## Problem
Rewrite the lines of all the records below as a numbered list, skipping any blank lines and leaving out the pictures.

## Data

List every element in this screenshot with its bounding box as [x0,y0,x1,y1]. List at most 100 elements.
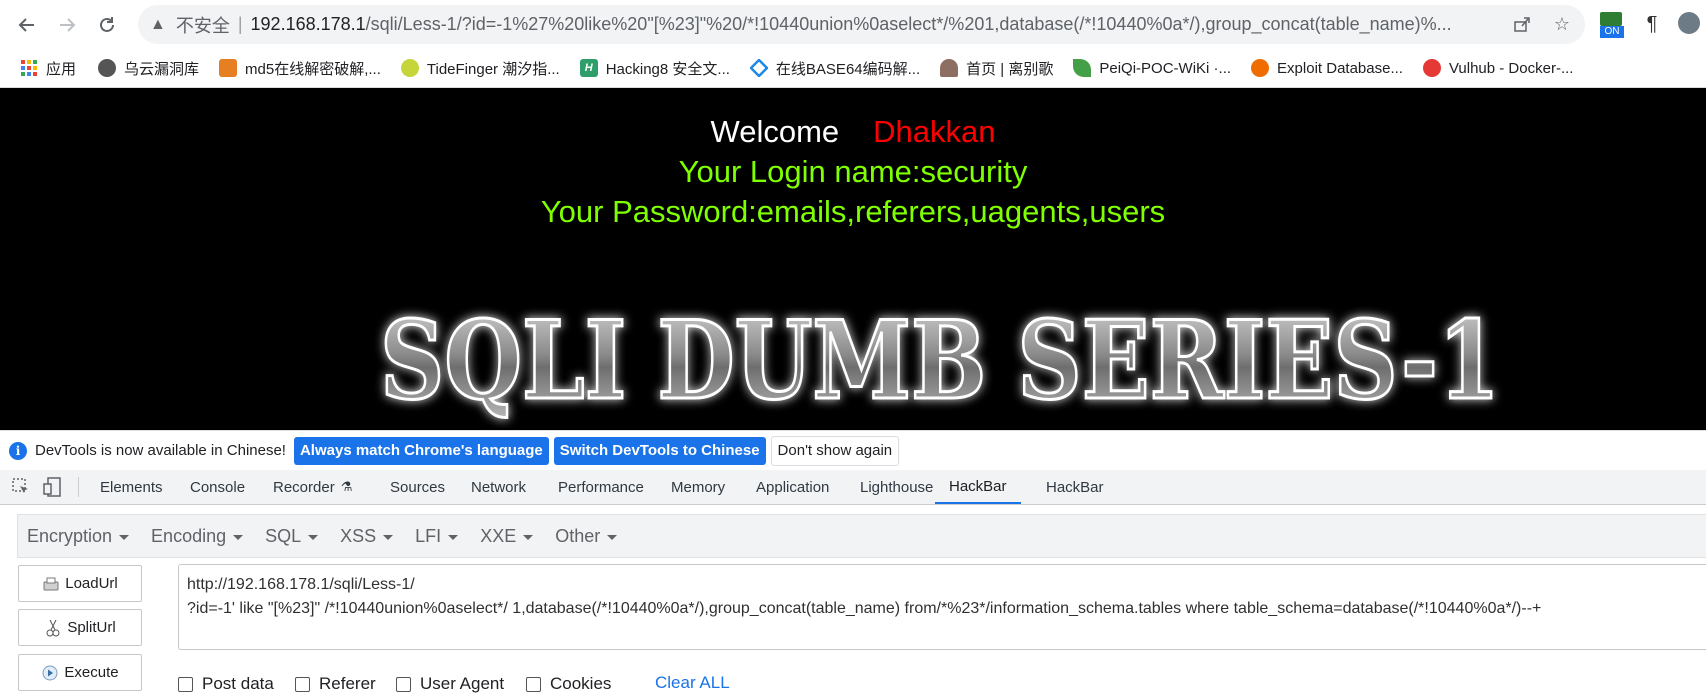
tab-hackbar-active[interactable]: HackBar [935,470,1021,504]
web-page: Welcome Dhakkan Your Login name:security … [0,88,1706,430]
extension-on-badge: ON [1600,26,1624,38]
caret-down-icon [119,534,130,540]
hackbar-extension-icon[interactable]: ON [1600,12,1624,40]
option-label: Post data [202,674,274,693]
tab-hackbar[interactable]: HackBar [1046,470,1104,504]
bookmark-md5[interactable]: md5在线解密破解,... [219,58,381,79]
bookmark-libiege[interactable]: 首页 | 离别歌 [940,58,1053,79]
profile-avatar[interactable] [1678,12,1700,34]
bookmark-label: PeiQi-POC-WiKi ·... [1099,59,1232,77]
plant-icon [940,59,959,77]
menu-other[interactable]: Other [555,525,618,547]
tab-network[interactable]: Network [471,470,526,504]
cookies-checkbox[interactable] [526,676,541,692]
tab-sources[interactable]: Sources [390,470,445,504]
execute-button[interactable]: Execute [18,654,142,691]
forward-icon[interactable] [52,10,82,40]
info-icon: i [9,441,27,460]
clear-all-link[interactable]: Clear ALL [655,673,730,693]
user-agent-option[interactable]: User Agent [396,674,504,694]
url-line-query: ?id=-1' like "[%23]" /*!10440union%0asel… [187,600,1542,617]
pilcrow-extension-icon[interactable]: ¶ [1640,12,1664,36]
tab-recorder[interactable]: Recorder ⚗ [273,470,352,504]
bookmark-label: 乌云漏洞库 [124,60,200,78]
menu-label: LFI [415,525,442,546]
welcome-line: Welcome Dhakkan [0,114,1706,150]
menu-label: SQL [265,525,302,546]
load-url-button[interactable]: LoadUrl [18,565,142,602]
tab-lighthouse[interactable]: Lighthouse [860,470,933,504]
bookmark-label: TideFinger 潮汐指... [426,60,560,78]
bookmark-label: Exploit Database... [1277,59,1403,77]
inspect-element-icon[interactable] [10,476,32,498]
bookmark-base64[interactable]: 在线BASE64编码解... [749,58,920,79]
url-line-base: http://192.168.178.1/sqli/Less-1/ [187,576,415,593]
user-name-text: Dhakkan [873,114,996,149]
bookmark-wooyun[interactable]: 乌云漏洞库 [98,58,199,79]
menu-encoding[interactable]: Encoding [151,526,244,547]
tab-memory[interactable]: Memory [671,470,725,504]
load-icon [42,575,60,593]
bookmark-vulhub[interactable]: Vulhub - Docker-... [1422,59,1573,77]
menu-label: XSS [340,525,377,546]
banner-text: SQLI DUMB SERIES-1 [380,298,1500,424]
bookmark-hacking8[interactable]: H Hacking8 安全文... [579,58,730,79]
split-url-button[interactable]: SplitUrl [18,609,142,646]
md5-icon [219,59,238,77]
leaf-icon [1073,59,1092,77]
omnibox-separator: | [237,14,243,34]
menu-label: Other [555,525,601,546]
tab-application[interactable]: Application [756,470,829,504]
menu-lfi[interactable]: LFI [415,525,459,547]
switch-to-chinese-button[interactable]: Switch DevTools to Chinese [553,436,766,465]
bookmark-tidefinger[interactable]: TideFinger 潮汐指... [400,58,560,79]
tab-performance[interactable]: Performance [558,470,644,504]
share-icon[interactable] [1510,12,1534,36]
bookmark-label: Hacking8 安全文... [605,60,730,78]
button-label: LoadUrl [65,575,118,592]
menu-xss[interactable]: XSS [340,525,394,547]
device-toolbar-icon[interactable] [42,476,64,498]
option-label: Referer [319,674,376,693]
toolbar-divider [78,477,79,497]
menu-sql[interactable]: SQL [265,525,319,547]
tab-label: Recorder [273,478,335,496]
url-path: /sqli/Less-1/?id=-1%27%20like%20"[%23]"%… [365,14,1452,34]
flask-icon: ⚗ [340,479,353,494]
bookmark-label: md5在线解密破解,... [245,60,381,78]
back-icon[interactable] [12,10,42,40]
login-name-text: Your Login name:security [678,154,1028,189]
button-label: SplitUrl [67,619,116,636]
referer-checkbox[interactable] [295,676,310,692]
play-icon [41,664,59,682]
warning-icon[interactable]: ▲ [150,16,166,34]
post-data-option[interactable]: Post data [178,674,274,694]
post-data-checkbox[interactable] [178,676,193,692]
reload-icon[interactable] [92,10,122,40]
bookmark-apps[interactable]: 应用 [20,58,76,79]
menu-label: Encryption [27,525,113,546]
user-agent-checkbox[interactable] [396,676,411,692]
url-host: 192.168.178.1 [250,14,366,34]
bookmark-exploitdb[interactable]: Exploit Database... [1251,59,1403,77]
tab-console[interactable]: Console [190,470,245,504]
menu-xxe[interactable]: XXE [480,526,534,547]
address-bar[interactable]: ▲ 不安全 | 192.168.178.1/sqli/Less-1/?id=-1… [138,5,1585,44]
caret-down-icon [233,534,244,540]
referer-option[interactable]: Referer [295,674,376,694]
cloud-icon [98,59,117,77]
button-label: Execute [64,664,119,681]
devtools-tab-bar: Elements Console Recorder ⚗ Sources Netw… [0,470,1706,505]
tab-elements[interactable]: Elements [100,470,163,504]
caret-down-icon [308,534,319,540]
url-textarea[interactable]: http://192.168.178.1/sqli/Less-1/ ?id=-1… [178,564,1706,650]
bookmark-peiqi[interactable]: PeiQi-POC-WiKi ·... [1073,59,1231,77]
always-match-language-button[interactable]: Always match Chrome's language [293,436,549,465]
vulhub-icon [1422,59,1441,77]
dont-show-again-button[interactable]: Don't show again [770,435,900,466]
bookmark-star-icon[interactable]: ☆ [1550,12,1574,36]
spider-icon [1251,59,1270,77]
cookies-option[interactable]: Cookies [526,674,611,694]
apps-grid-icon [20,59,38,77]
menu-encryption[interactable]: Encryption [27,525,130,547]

## Solution
1. List every element in this screenshot with its bounding box as [x0,y0,x1,y1]. List at most 100 elements.
2. tab-hackbar-active[interactable]: HackBar [935,470,1021,504]
3. web-page: Welcome Dhakkan Your Login name:security … [0,88,1706,430]
4. extension-on-badge: ON [1600,26,1624,38]
5. caret-down-icon [119,534,130,540]
6. hackbar-extension-icon[interactable]: ON [1600,12,1624,40]
7. option-label: Post data [202,674,274,693]
8. tab-hackbar[interactable]: HackBar [1046,470,1104,504]
9. bookmark-md5[interactable]: md5在线解密破解,... [219,58,381,79]
10. bookmark-libiege[interactable]: 首页 | 离别歌 [940,58,1053,79]
11. profile-avatar[interactable] [1678,12,1700,34]
12. bookmark-label: PeiQi-POC-WiKi ·... [1099,59,1232,77]
13. plant-icon [940,59,959,77]
14. menu-other[interactable]: Other [555,525,618,547]
15. tab-network[interactable]: Network [471,470,526,504]
16. cookies-checkbox[interactable] [526,676,541,692]
17. tab-sources[interactable]: Sources [390,470,445,504]
18. execute-button[interactable]: Execute [18,654,142,691]
19. forward-icon[interactable] [52,10,82,40]
20. info-icon: i [9,441,27,460]
21. clear-all-link[interactable]: Clear ALL [655,673,730,693]
22. user-agent-option[interactable]: User Agent [396,674,504,694]
23. url-line-query: ?id=-1' like "[%23]" /*!10440union%0asel… [187,600,1542,617]
24. pilcrow-extension-icon[interactable]: ¶ [1640,12,1664,36]
25. tab-recorder[interactable]: Recorder ⚗ [273,470,352,504]
26. bookmark-label: 乌云漏洞库 [124,60,200,78]
27. menu-label: LFI [415,525,442,546]
28. welcome-line: Welcome Dhakkan [0,114,1706,150]
29. menu-label: SQL [265,525,302,546]
30. load-url-button[interactable]: LoadUrl [18,565,142,602]
31. tab-lighthouse[interactable]: Lighthouse [860,470,933,504]
32. bookmark-label: TideFinger 潮汐指... [426,60,560,78]
33. bookmark-label: Exploit Database... [1277,59,1403,77]
34. inspect-element-icon[interactable] [10,476,32,498]
35. bookmark-base64[interactable]: 在线BASE64编码解... [749,58,920,79]
36. url-line-base: http://192.168.178.1/sqli/Less-1/ [187,576,415,593]
37. user-name-text: Dhakkan [873,114,996,149]
38. bookmark-wooyun[interactable]: 乌云漏洞库 [98,58,199,79]
39. menu-encoding[interactable]: Encoding [151,526,244,547]
40. tab-memory[interactable]: Memory [671,470,725,504]
41. load-icon [42,575,60,593]
42. bookmark-vulhub[interactable]: Vulhub - Docker-... [1422,59,1573,77]
43. menu-label: XSS [340,525,377,546]
44. banner-text: SQLI DUMB SERIES-1 [380,298,1500,424]
45. bookmark-hacking8[interactable]: H Hacking8 安全文... [579,58,730,79]
46. split-url-button[interactable]: SplitUrl [18,609,142,646]
47. md5-icon [219,59,238,77]
48. leaf-icon [1073,59,1092,77]
49. omnibox-separator: | [237,14,243,34]
50. menu-label: Other [555,525,601,546]
51. tab-application[interactable]: Application [756,470,829,504]
52. menu-lfi[interactable]: LFI [415,525,459,547]
53. switch-to-chinese-button[interactable]: Switch DevTools to Chinese [553,436,766,465]
54. bookmark-tidefinger[interactable]: TideFinger 潮汐指... [400,58,560,79]
55. tab-performance[interactable]: Performance [558,470,644,504]
56. share-icon[interactable] [1510,12,1534,36]
57. bookmark-label: Hacking8 安全文... [605,60,730,78]
58. button-label: LoadUrl [65,575,118,592]
59. menu-xss[interactable]: XSS [340,525,394,547]
60. device-toolbar-icon[interactable] [42,476,64,498]
61. option-label: Referer [319,674,376,693]
62. toolbar-divider [78,477,79,497]
63. menu-sql[interactable]: SQL [265,525,319,547]
64. tab-label: Recorder [273,478,335,496]
65. url-path: /sqli/Less-1/?id=-1%27%20like%20"[%23]"%… [365,14,1452,34]
66. flask-icon: ⚗ [340,479,353,494]
67. bookmark-label: md5在线解密破解,... [245,60,381,78]
68. back-icon[interactable] [12,10,42,40]
69. login-name-text: Your Login name:security [678,154,1028,189]
70. button-label: SplitUrl [67,619,116,636]
71. referer-checkbox[interactable] [295,676,310,692]
72. play-icon [41,664,59,682]
73. warning-icon[interactable]: ▲ [150,16,166,34]
74. post-data-option[interactable]: Post data [178,674,274,694]
75. post-data-checkbox[interactable] [178,676,193,692]
76. reload-icon[interactable] [92,10,122,40]
77. bookmark-apps[interactable]: 应用 [20,58,76,79]
78. menu-label: Encryption [27,525,113,546]
79. user-agent-checkbox[interactable] [396,676,411,692]
80. url-host: 192.168.178.1 [250,14,366,34]
81. bookmark-exploitdb[interactable]: Exploit Database... [1251,59,1403,77]
82. tab-console[interactable]: Console [190,470,245,504]
83. menu-xxe[interactable]: XXE [480,526,534,547]
84. address-bar[interactable]: ▲ 不安全 | 192.168.178.1/sqli/Less-1/?id=-1… [138,5,1585,44]
85. caret-down-icon [233,534,244,540]
86. referer-option[interactable]: Referer [295,674,376,694]
87. cloud-icon [98,59,117,77]
88. button-label: Execute [64,664,119,681]
89. devtools-tab-bar: Elements Console Recorder ⚗ Sources Netw… [0,470,1706,505]
90. tab-elements[interactable]: Elements [100,470,163,504]
91. caret-down-icon [308,534,319,540]
92. url-textarea[interactable]: http://192.168.178.1/sqli/Less-1/ ?id=-1… [178,564,1706,650]
93. bookmark-peiqi[interactable]: PeiQi-POC-WiKi ·... [1073,59,1231,77]
94. always-match-language-button[interactable]: Always match Chrome's language [293,436,549,465]
95. vulhub-icon [1422,59,1441,77]
96. dont-show-again-button[interactable]: Don't show again [770,435,900,466]
97. bookmark-star-icon[interactable]: ☆ [1550,12,1574,36]
98. spider-icon [1251,59,1270,77]
99. cookies-option[interactable]: Cookies [526,674,611,694]
100. apps-grid-icon [20,59,38,77]
101. menu-encryption[interactable]: Encryption [27,525,130,547]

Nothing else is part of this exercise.